Direction ▸ Write out every entry precisely as given, leaving the pictures out.

Working data ▸
********

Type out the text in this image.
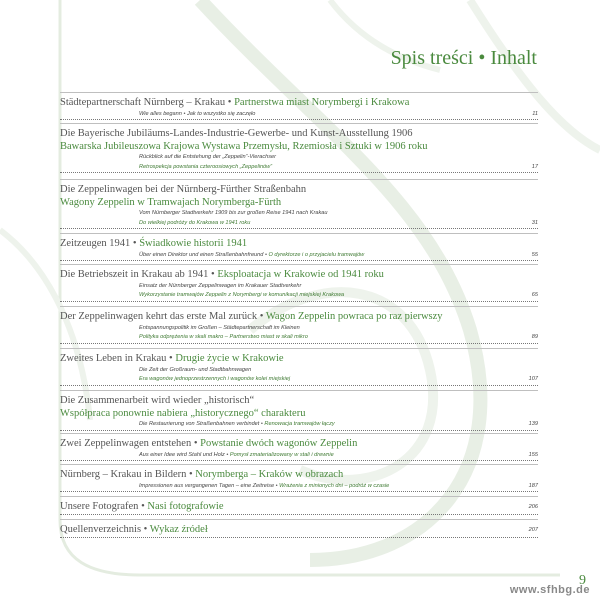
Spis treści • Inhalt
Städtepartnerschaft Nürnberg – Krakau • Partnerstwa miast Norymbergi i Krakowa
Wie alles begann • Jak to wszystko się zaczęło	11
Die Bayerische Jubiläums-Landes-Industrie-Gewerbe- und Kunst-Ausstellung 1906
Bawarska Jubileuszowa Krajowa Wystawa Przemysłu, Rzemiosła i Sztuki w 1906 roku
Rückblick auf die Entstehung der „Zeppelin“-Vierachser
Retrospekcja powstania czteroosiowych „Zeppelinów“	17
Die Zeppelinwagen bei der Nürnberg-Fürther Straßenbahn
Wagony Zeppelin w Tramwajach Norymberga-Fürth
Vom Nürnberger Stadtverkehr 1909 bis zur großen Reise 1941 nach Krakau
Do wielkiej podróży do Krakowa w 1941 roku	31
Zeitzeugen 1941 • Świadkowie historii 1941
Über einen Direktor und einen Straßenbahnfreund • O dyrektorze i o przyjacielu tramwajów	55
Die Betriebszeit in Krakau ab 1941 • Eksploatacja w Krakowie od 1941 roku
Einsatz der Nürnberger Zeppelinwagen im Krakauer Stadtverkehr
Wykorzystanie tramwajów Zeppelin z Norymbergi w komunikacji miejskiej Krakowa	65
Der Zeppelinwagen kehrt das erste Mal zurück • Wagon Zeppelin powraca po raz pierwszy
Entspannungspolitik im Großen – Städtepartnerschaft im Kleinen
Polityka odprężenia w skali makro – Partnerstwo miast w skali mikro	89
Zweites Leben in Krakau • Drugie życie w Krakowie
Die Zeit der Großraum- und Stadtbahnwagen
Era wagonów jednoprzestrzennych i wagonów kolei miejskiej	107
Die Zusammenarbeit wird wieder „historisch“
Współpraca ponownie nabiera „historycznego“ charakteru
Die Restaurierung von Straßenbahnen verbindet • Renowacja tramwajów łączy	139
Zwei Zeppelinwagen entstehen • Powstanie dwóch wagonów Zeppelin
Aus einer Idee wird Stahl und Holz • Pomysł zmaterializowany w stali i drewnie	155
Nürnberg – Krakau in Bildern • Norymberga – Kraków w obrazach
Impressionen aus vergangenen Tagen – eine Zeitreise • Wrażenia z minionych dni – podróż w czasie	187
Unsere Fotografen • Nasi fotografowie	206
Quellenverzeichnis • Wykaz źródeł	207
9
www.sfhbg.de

********

Worked answer ▸
Type out the text in this image.
Spis treści • Inhalt
Städtepartnerschaft Nürnberg – Krakau • Partnerstwa miast Norymbergi i Krakowa
Wie alles begann • Jak to wszystko się zaczęło	11
Die Bayerische Jubiläums-Landes-Industrie-Gewerbe- und Kunst-Ausstellung 1906
Bawarska Jubileuszowa Krajowa Wystawa Przemysłu, Rzemiosła i Sztuki w 1906 roku
Rückblick auf die Entstehung der „Zeppelin“-Vierachser
Retrospekcja powstania czteroosiowych „Zeppelinów“	17
Die Zeppelinwagen bei der Nürnberg-Fürther Straßenbahn
Wagony Zeppelin w Tramwajach Norymberga-Fürth
Vom Nürnberger Stadtverkehr 1909 bis zur großen Reise 1941 nach Krakau
Do wielkiej podróży do Krakowa w 1941 roku	31
Zeitzeugen 1941 • Świadkowie historii 1941
Über einen Direktor und einen Straßenbahnfreund • O dyrektorze i o przyjacielu tramwajów	55
Die Betriebszeit in Krakau ab 1941 • Eksploatacja w Krakowie od 1941 roku
Einsatz der Nürnberger Zeppelinwagen im Krakauer Stadtverkehr
Wykorzystanie tramwajów Zeppelin z Norymbergi w komunikacji miejskiej Krakowa	65
Der Zeppelinwagen kehrt das erste Mal zurück • Wagon Zeppelin powraca po raz pierwszy
Entspannungspolitik im Großen – Städtepartnerschaft im Kleinen
Polityka odprężenia w skali makro – Partnerstwo miast w skali mikro	89
Zweites Leben in Krakau • Drugie życie w Krakowie
Die Zeit der Großraum- und Stadtbahnwagen
Era wagonów jednoprzestrzennych i wagonów kolei miejskiej	107
Die Zusammenarbeit wird wieder „historisch“
Współpraca ponownie nabiera „historycznego“ charakteru
Die Restaurierung von Straßenbahnen verbindet • Renowacja tramwajów łączy	139
Zwei Zeppelinwagen entstehen • Powstanie dwóch wagonów Zeppelin
Aus einer Idee wird Stahl und Holz • Pomysł zmaterializowany w stali i drewnie	155
Nürnberg – Krakau in Bildern • Norymberga – Kraków w obrazach
Impressionen aus vergangenen Tagen – eine Zeitreise • Wrażenia z minionych dni – podróż w czasie	187
Unsere Fotografen • Nasi fotografowie	206
Quellenverzeichnis • Wykaz źródeł	207
9
www.sfhbg.de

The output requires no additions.